**読解用抜粋**
○ ○ ○ ○ ○ ○ ○
小笠原英司『経営哲学研究序説-経営学的経営哲学の構想-』表紙・帯
こちらでは改行を入れ引用

むろん,同書中にも詳述される内容だが,このように「経営学を生活学として再構成する」という小笠原の理論志向が,どのような問題意識に立脚して議論されているのか,とくに関心を向けるべき論点となる。

 小笠原は,経営学を,

経営科学:社会科学としての経営学」と
経営哲学:社会哲学としての経営学」

という二重構造からなる学と規定したうえで,「経営学の基盤構造としての経営哲学の体系化」を図ろうとする。

 彼はまた,経営学を理論的に構想するに当たり,「社会科学」だけでなく「人間・社会哲学」の志向性も基底に据えて考えるならば,「哲学は本質究明の,科学は現象説明の学として,両々相俟って真理探究に迫る人知の学法に他なら」ない,と規定する。註記1)

【付記】 本文中の註記)はすべて末尾に一括して記述してある。

 2) 本ブログ筆者の問題意識

 筆者は,この小笠原『経営哲学研究序説』を,過去においてこの国の経営学史が犯してきた「戦争の時代の危険な道」にあともどりした著作ではないか,と危惧した。筆者が本稿を執筆した契機は,同書に対するそうした「危うい印象」を論理的に明確に表現し,その問題点を摘出・分析・批判するところにあった。

 昨今における日本の政治経済・社会文化は,時代の展望において非常に陰鬱であり,このさき希望をもちにくい状況に置かれている。しかも,日本国は「普通の国」になりたいとばかり「有事法制」を,2003年6月に成立させていた。

 有事とは戦争事態を意味するが,この国は憲法第9条との矛盾を棚に上げたまま,いまやアメリカ帝国と蔑称されてきた超大国に下属・服従する軍事体制を法的に整備した。

 その意味で有事法制は,日本国を防衛するための立法ではなく,アメリカ合衆国の世界的規模における政治‐経済的な支配権を補完する中身をもっている。この国で有事法制が施行されるまでの軍事関係方面に関する専門的な議論は,ここではしない。

 問題の焦点は,有事法制が現実に発動されるようなとき,「社会科学としての経営学」におよぼす不可避の影響を,いまから考慮しておかねばならないことにあった。

 有事法制の立法においてその裏方で推進力となっていたのは,自民党を中心とする防衛族議員やアメリカ合衆国関係筋だけではない。日本の財界も,世界中に進出している自国系企業が,海外において有事〔戦争や内紛〕の事態やテロの標的になったばあいを想定し,これへの対処を日本の自衛隊3軍に期する意向を明確に有している。

 明治以来の日本,とりわけ戦時体制期と称される1937〔昭和12〕年7月から1945〔昭和20〕年8月まで,この国の「経営学の理論的な展開」と「実際界への関与」を回顧すれば,社会科学としての経営学のありかたに関して,よほど慎重に考察をおこなう余地があった。
○ ○ ○ ○ ○ ○ ○
**課題**
抜粋の「という二重構造からなる学と規」から「03年6月に成立させていた。」までを、「危惧した」を「懸念した」に置き換えて更新せよ。 記録は参照しなくてよい。
○ ○ ○ ○ ○ ○ ○
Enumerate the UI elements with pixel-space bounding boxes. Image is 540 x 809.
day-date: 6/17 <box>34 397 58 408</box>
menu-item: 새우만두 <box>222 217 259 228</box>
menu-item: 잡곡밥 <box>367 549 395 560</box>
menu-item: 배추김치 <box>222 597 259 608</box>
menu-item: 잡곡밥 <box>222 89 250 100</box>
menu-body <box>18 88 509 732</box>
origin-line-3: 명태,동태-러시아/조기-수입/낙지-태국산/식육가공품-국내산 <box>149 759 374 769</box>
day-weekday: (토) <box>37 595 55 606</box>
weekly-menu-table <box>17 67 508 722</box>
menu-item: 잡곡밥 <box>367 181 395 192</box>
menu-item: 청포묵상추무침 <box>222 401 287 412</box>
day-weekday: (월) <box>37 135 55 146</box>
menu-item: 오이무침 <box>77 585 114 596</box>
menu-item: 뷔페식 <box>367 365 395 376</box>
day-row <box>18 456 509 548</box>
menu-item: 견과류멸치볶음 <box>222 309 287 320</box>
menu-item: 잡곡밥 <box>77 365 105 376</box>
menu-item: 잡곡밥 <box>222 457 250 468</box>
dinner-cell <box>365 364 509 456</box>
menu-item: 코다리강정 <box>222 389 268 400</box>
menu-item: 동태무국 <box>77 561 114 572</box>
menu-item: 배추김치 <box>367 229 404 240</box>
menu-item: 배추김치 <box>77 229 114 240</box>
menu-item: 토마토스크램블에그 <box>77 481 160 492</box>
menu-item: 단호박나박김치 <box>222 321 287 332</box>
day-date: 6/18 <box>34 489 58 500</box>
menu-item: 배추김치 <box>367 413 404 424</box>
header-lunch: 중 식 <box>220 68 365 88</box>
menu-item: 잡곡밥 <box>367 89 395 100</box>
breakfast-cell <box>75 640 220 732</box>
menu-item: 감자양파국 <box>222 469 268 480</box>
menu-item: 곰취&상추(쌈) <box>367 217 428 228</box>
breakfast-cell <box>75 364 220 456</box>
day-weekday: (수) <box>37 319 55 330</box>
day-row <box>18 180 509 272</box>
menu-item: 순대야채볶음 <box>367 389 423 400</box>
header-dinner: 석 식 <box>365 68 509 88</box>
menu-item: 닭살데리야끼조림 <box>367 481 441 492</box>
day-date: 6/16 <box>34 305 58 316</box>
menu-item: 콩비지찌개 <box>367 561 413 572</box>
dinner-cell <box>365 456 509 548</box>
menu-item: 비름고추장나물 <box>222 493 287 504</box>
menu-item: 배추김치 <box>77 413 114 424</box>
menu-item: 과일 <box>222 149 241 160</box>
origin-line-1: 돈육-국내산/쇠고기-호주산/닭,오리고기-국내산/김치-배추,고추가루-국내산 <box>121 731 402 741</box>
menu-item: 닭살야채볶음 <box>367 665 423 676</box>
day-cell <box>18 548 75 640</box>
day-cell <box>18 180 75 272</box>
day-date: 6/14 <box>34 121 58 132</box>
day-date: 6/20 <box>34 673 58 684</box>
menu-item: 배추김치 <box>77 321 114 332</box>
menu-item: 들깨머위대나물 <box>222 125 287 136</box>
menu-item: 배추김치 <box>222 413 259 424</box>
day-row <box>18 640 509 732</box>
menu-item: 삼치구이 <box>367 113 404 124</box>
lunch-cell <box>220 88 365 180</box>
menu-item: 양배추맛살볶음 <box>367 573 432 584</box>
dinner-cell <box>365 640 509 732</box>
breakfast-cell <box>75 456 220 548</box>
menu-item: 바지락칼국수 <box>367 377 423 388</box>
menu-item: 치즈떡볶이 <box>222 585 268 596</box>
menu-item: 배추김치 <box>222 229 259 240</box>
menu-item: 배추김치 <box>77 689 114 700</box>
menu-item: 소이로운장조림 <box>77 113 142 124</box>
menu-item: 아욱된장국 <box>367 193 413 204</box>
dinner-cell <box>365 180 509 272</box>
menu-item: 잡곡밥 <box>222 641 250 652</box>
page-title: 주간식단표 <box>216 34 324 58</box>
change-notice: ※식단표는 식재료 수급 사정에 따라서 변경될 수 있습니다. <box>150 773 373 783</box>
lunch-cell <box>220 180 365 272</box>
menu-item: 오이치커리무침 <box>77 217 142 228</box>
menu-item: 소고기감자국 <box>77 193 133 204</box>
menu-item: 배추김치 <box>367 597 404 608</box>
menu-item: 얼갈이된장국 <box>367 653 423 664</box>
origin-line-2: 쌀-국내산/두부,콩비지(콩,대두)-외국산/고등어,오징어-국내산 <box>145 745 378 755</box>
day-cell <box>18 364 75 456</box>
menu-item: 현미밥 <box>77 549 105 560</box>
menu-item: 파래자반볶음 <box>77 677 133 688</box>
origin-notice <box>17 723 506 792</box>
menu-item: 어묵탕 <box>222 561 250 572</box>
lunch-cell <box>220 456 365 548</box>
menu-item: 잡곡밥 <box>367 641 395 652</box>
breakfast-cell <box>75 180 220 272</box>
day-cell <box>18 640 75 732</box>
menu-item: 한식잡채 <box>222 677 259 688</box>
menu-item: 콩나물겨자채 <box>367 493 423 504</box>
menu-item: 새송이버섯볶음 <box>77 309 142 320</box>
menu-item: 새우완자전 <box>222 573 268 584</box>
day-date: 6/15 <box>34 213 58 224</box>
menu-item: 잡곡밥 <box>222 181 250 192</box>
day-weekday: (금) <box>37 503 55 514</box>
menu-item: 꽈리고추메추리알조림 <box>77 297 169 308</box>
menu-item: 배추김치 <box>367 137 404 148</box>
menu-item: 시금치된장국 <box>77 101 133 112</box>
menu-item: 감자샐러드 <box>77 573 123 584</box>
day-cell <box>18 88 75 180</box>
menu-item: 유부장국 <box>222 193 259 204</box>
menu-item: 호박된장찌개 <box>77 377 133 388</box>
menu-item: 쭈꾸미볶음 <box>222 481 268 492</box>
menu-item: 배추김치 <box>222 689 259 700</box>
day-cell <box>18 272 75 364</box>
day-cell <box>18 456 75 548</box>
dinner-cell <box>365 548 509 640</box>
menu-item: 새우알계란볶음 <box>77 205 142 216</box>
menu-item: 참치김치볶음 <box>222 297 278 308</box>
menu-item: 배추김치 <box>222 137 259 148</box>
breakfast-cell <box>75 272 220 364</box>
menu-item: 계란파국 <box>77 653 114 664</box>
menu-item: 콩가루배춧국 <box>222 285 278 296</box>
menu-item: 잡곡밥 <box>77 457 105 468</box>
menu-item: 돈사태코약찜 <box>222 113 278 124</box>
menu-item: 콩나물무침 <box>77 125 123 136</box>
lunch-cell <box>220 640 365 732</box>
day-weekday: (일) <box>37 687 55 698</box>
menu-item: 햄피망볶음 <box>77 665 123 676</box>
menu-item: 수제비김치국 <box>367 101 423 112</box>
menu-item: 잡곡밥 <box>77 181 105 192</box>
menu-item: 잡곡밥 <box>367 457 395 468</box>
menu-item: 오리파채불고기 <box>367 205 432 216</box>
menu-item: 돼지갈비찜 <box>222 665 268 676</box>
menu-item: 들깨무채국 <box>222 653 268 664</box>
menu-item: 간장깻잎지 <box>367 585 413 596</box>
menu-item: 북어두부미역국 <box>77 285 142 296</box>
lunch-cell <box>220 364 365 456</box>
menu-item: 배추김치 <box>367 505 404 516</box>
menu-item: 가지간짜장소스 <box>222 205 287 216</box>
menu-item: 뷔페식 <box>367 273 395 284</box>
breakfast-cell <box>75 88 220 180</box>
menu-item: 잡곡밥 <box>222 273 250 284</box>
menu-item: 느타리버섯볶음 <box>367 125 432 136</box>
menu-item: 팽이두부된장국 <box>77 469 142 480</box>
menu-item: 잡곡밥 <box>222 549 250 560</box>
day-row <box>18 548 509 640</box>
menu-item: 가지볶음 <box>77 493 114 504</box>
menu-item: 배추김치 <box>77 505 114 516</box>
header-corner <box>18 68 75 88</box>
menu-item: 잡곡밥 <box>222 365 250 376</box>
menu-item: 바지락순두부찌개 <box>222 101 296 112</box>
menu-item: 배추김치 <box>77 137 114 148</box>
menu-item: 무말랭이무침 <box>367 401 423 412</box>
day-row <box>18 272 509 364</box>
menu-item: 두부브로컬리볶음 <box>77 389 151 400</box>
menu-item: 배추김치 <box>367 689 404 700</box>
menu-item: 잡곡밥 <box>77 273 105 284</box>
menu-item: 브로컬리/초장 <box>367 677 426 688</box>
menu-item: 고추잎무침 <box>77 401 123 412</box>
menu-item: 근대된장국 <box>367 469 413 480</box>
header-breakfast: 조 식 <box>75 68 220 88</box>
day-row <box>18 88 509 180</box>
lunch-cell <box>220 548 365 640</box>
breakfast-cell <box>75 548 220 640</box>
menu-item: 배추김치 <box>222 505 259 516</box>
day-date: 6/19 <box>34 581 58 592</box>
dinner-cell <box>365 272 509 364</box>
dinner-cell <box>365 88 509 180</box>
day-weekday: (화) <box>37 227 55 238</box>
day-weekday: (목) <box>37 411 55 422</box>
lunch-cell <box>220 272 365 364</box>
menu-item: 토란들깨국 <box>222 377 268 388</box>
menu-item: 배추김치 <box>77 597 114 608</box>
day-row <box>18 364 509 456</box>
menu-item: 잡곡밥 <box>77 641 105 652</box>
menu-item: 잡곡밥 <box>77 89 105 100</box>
○ ○ ○ ○ ○ ○ ○
**回答文**
という二重構造からなる学と規定したうえで,「経営学の基盤構造としての経営哲学の体系化」を図ろうとする。

 彼はまた,経営学を理論的に構想するに当たり,「社会科学」だけでなく「人間・社会哲学」の志向性も基底に据えて考えるならば,「哲学は本質究明の,科学は現象説明の学として,両々相俟って真理探究に迫る人知の学法に他なら」ない,と規定する。註記1)

【付記】 本文中の註記)はすべて末尾に一括して記述してある。

 2) 本ブログ筆者の問題意識

 筆者は,この小笠原『経営哲学研究序説』を,過去においてこの国の経営学史が犯してきた「戦争の時代の危険な道」にあともどりした著作ではないか,と懸念した。筆者が本稿を執筆した契機は,同書に対するそうした「危うい印象」を論理的に明確に表現し,その問題点を摘出・分析・批判するところにあった。

 昨今における日本の政治経済・社会文化は,時代の展望において非常に陰鬱であり,このさき希望をもちにくい状況に置かれている。しかも,日本国は「普通の国」になりたいとばかり「有事法制」を,2003年6月に成立させていた。